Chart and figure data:
-----
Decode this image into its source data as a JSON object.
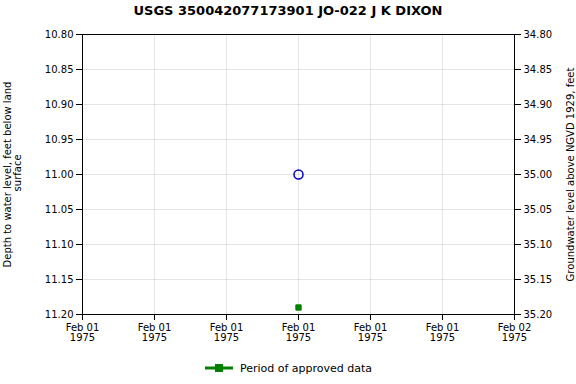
{
  "chart_data": {
    "type": "scatter",
    "title": "USGS 350042077173901 JO-022 J K DIXON",
    "ylabel": "Depth to water level, feet below land\n surface",
    "y2label": "Groundwater level above NGVD 1929, feet",
    "categories": [
      "Feb 01\n1975",
      "Feb 01\n1975",
      "Feb 01\n1975",
      "Feb 01\n1975",
      "Feb 01\n1975",
      "Feb 01\n1975",
      "Feb 02\n1975"
    ],
    "series": [
      {
        "color": "#0000cc",
        "marker": "open_circle",
        "values": [
          null,
          null,
          null,
          11.0,
          null,
          null,
          null
        ]
      },
      {
        "name": "Period of approved data",
        "color": "#008000",
        "marker": "square",
        "values": [
          null,
          null,
          null,
          11.19,
          null,
          null,
          null
        ]
      }
    ],
    "ylim": [
      11.2,
      10.8
    ],
    "yticks": [
      {
        "value": 10.8,
        "label": "10.80"
      },
      10.85,
      {
        "value": 10.9,
        "label": "10.90"
      },
      10.95,
      {
        "value": 11.0,
        "label": "11.00"
      },
      11.05,
      {
        "value": 11.1,
        "label": "11.10"
      },
      11.15,
      {
        "value": 11.2,
        "label": "11.20"
      }
    ],
    "y2lim": [
      35.2,
      34.8
    ],
    "y2ticks": [
      {
        "value": 35.2,
        "label": "35.20"
      },
      35.15,
      {
        "value": 35.1,
        "label": "35.10"
      },
      35.05,
      {
        "value": 35.0,
        "label": "35.00"
      },
      34.95,
      {
        "value": 34.9,
        "label": "34.90"
      },
      34.85,
      {
        "value": 34.8,
        "label": "34.80"
      }
    ],
    "grid": true,
    "legend": "bottom"
  }
}
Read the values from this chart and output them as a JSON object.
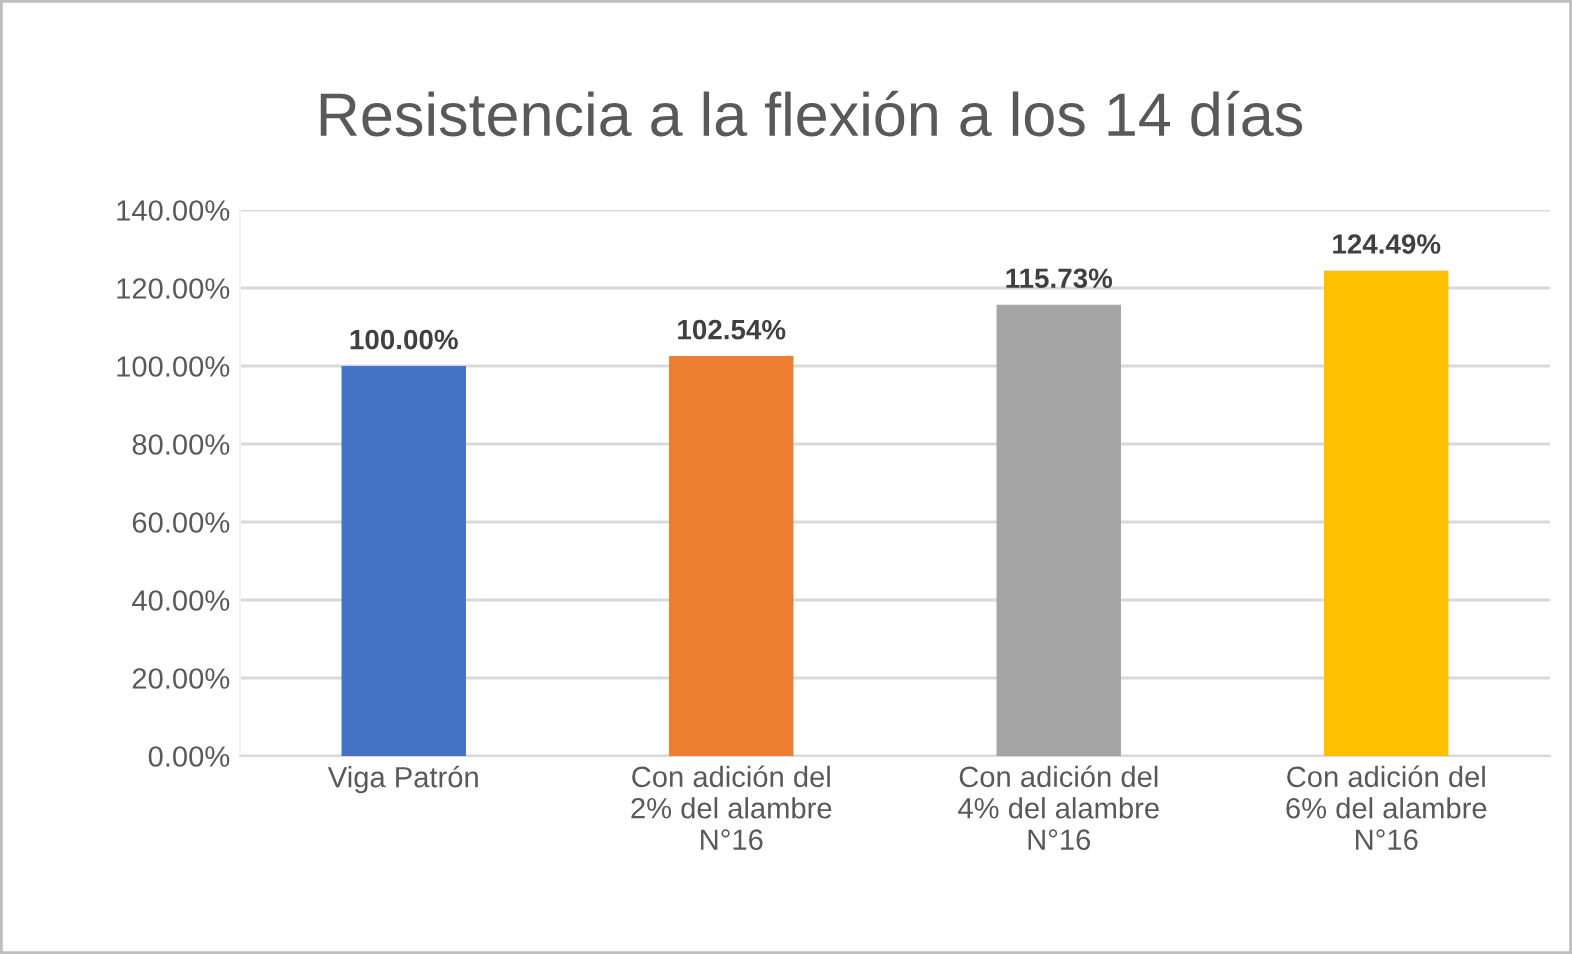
-----
Objective: Transcribe the complete set of entries verbatim. No pictures belong in the copy.

Full response:
Decode this image into its source data as a JSON object.
{
  "chart_data": {
    "type": "scatter",
    "title": "USGS 350042077173901 JO-022 J K DIXON",
    "ylabel": "Depth to water level, feet below land\n surface",
    "y2label": "Groundwater level above NGVD 1929, feet",
    "categories": [
      "Feb 01\n1975",
      "Feb 01\n1975",
      "Feb 01\n1975",
      "Feb 01\n1975",
      "Feb 01\n1975",
      "Feb 01\n1975",
      "Feb 02\n1975"
    ],
    "series": [
      {
        "color": "#0000cc",
        "marker": "open_circle",
        "values": [
          null,
          null,
          null,
          11.0,
          null,
          null,
          null
        ]
      },
      {
        "name": "Period of approved data",
        "color": "#008000",
        "marker": "square",
        "values": [
          null,
          null,
          null,
          11.19,
          null,
          null,
          null
        ]
      }
    ],
    "ylim": [
      11.2,
      10.8
    ],
    "yticks": [
      {
        "value": 10.8,
        "label": "10.80"
      },
      10.85,
      {
        "value": 10.9,
        "label": "10.90"
      },
      10.95,
      {
        "value": 11.0,
        "label": "11.00"
      },
      11.05,
      {
        "value": 11.1,
        "label": "11.10"
      },
      11.15,
      {
        "value": 11.2,
        "label": "11.20"
      }
    ],
    "y2lim": [
      35.2,
      34.8
    ],
    "y2ticks": [
      {
        "value": 35.2,
        "label": "35.20"
      },
      35.15,
      {
        "value": 35.1,
        "label": "35.10"
      },
      35.05,
      {
        "value": 35.0,
        "label": "35.00"
      },
      34.95,
      {
        "value": 34.9,
        "label": "34.90"
      },
      34.85,
      {
        "value": 34.8,
        "label": "34.80"
      }
    ],
    "grid": true,
    "legend": "bottom"
  }
}
Read the values from this chart and output them as a JSON object.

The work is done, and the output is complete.